* Start *
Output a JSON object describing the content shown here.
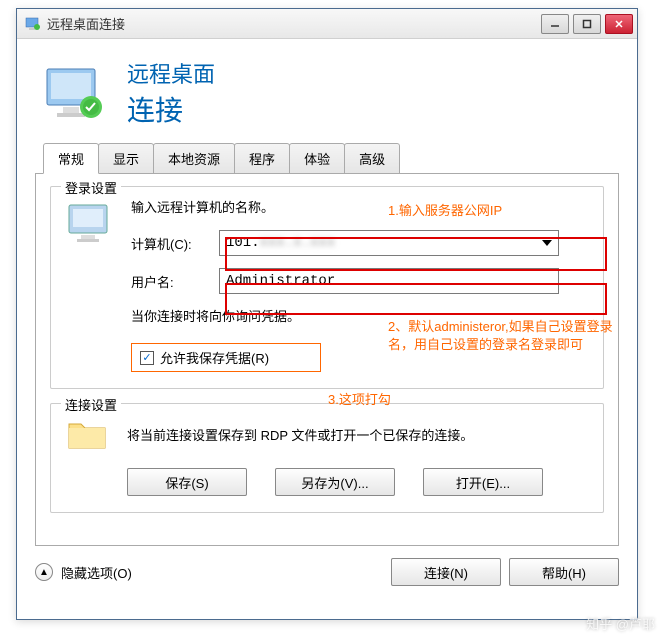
{
  "window": {
    "title": "远程桌面连接"
  },
  "header": {
    "line1": "远程桌面",
    "line2": "连接"
  },
  "tabs": [
    "常规",
    "显示",
    "本地资源",
    "程序",
    "体验",
    "高级"
  ],
  "login": {
    "legend": "登录设置",
    "instruction": "输入远程计算机的名称。",
    "computer_label": "计算机(C):",
    "computer_value": "101.",
    "computer_value_blur": "xxx.x.xxx",
    "username_label": "用户名:",
    "username_value": "Administrator",
    "cred_note": "当你连接时将向你询问凭据。",
    "save_cred_label": "允许我保存凭据(R)"
  },
  "conn": {
    "legend": "连接设置",
    "text": "将当前连接设置保存到 RDP 文件或打开一个已保存的连接。",
    "save_btn": "保存(S)",
    "saveas_btn": "另存为(V)...",
    "open_btn": "打开(E)..."
  },
  "footer": {
    "options": "隐藏选项(O)",
    "connect_btn": "连接(N)",
    "help_btn": "帮助(H)"
  },
  "annotations": {
    "a1": "1.输入服务器公网IP",
    "a2": "2、默认administeror,如果自己设置登录名，用自己设置的登录名登录即可",
    "a3": "3.这项打勾"
  },
  "watermark": "知乎 @芦耶"
}
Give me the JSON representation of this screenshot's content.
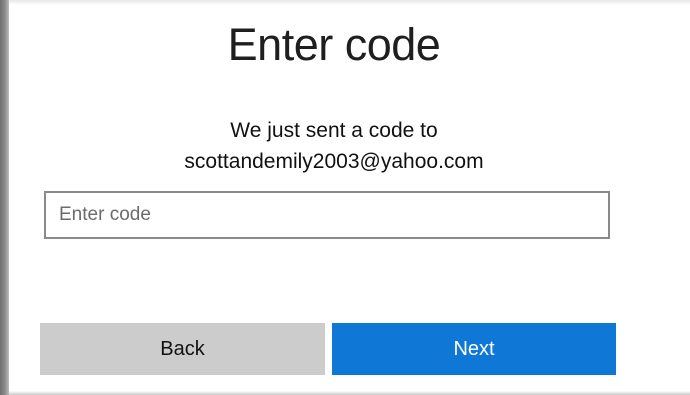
{
  "dialog": {
    "title": "Enter code",
    "message_line1": "We just sent a code to",
    "message_line2": "scottandemily2003@yahoo.com",
    "code_input": {
      "value": "",
      "placeholder": "Enter code"
    },
    "back_label": "Back",
    "next_label": "Next"
  },
  "colors": {
    "primary_button": "#0f78d7",
    "secondary_button": "#cccccc",
    "input_border": "#8a8a8a"
  }
}
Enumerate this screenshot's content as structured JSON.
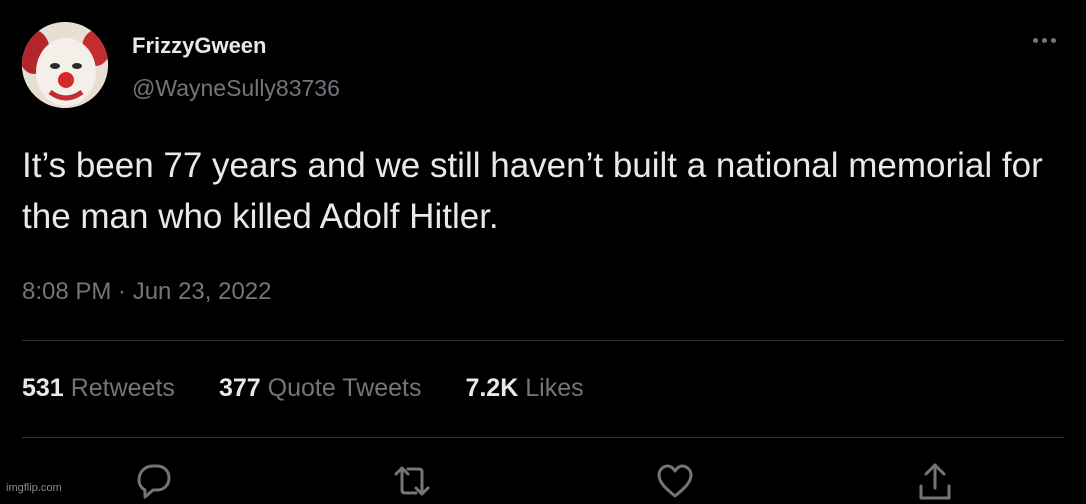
{
  "tweet": {
    "author": {
      "display_name": "FrizzyGween",
      "handle": "@WayneSully83736",
      "avatar_icon": "clown-face-avatar"
    },
    "text": "It’s been 77 years and we still haven’t built a national memorial for the man who killed Adolf Hitler.",
    "timestamp": "8:08 PM · Jun 23, 2022",
    "stats": {
      "retweets_count": "531",
      "retweets_label": "Retweets",
      "quote_tweets_count": "377",
      "quote_tweets_label": "Quote Tweets",
      "likes_count": "7.2K",
      "likes_label": "Likes"
    },
    "actions": [
      "reply-icon",
      "retweet-icon",
      "like-icon",
      "share-icon"
    ]
  },
  "watermark": "imgflip.com",
  "colors": {
    "background": "#000000",
    "text_primary": "#e7e9ea",
    "text_secondary": "#71767b",
    "divider": "#2f3336"
  }
}
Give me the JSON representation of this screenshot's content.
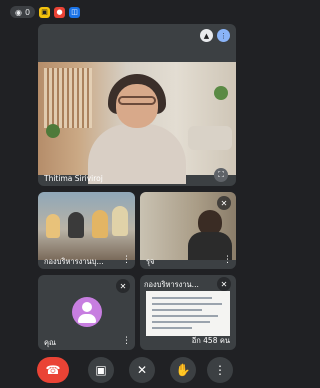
{
  "status_bar": {
    "viewer_count": "0"
  },
  "main_tile": {
    "participant_name": "Thitima Siriviroj"
  },
  "tiles": [
    {
      "name": "กองบริหารงานบุ..."
    },
    {
      "name": "รุจ"
    },
    {
      "name": "คุณ"
    },
    {
      "name": "กองบริหารงาน...",
      "more_label": "อีก 458 คน"
    }
  ],
  "colors": {
    "accent": "#8ab4f8",
    "end_call": "#ea4335",
    "avatar": "#c77ee0",
    "background": "#202124"
  },
  "icons": {
    "status": [
      "eye-icon",
      "chat-icon",
      "record-icon",
      "screen-icon"
    ],
    "controls": [
      "end-call-icon",
      "camera-off-icon",
      "mic-off-icon",
      "raise-hand-icon",
      "more-vert-icon"
    ]
  }
}
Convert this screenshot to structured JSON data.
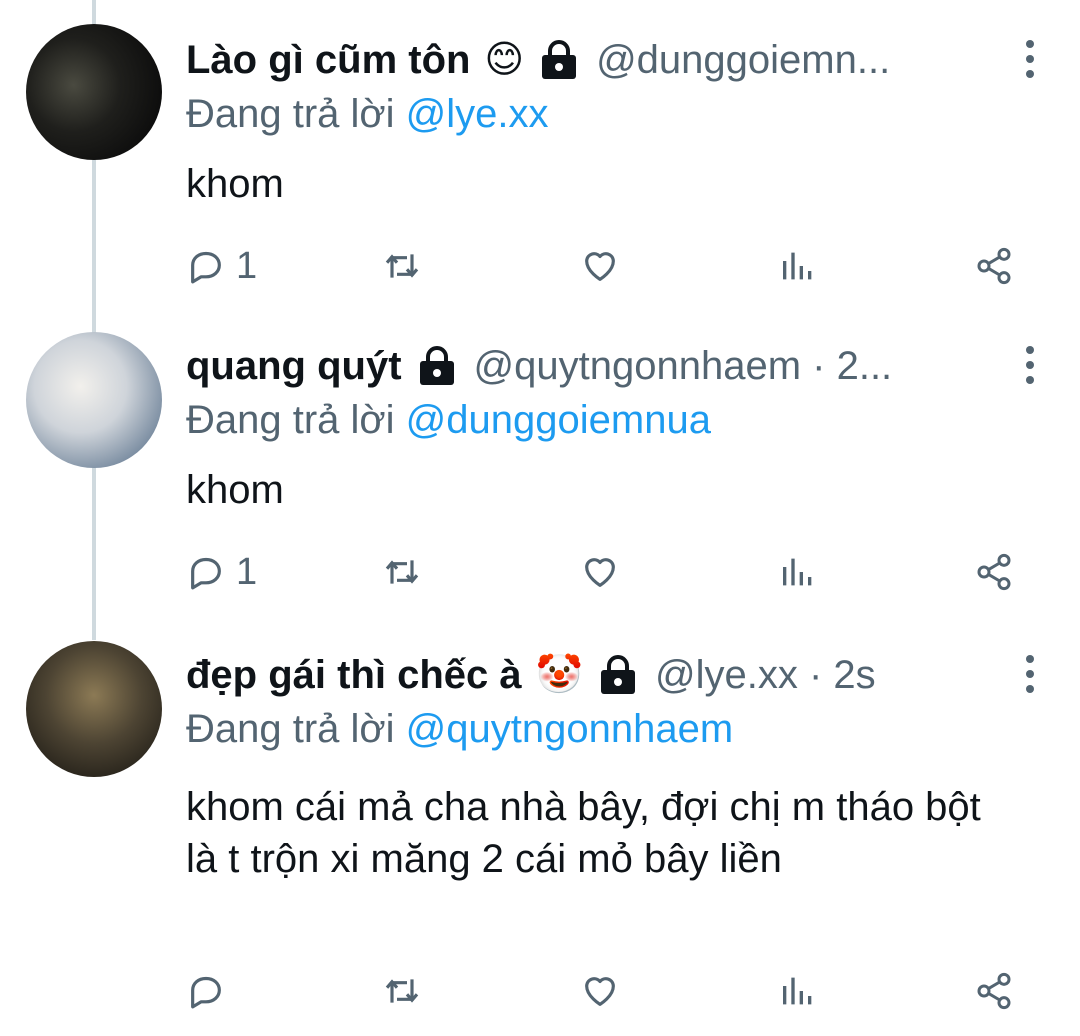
{
  "tweets": [
    {
      "name": "Lào gì cũm tôn",
      "emoji": "😊",
      "handle": "@dunggoiemn...",
      "reply_prefix": "Đang trả lời",
      "reply_to": "@lye.xx",
      "body": "khom",
      "reply_count": "1"
    },
    {
      "name": "quang quýt",
      "emoji": "",
      "handle": "@quytngonnhaem · 2...",
      "reply_prefix": "Đang trả lời",
      "reply_to": "@dunggoiemnua",
      "body": "khom",
      "reply_count": "1"
    },
    {
      "name": "đẹp gái thì chếc à",
      "emoji": "🤡",
      "handle": "@lye.xx · 2s",
      "reply_prefix": "Đang trả lời",
      "reply_to": "@quytngonnhaem",
      "body": "khom cái mả cha nhà bây, đợi chị m tháo bột là t trộn xi măng 2 cái mỏ bây liền",
      "reply_count": ""
    }
  ],
  "icons": {
    "reply": "reply-icon",
    "retweet": "retweet-icon",
    "like": "heart-icon",
    "views": "views-icon",
    "share": "share-icon",
    "lock": "lock-icon",
    "more": "more-vertical-icon"
  },
  "colors": {
    "link": "#1d9bf0",
    "secondary": "#536471",
    "thread_line": "#cfd9de"
  }
}
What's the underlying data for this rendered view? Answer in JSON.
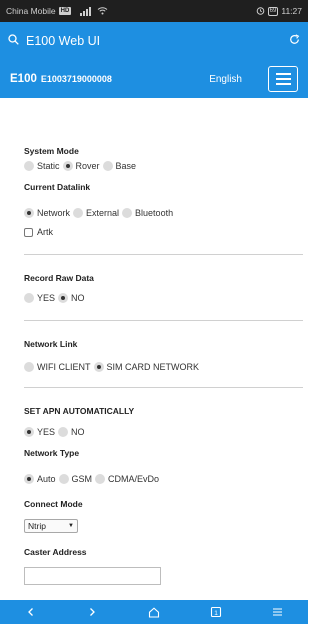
* End *
TASK DESCRIPTION ->
Check each line of the entries for the string "content". Copy the lines that have it.

SOLUTION TO THIS PROBLEM ->
Output a JSON object describing the content shown here.
Give me the JSON representation of this screenshot's content.
Enumerate this screenshot's content as structured JSON.
Give me the JSON representation of this screenshot's content.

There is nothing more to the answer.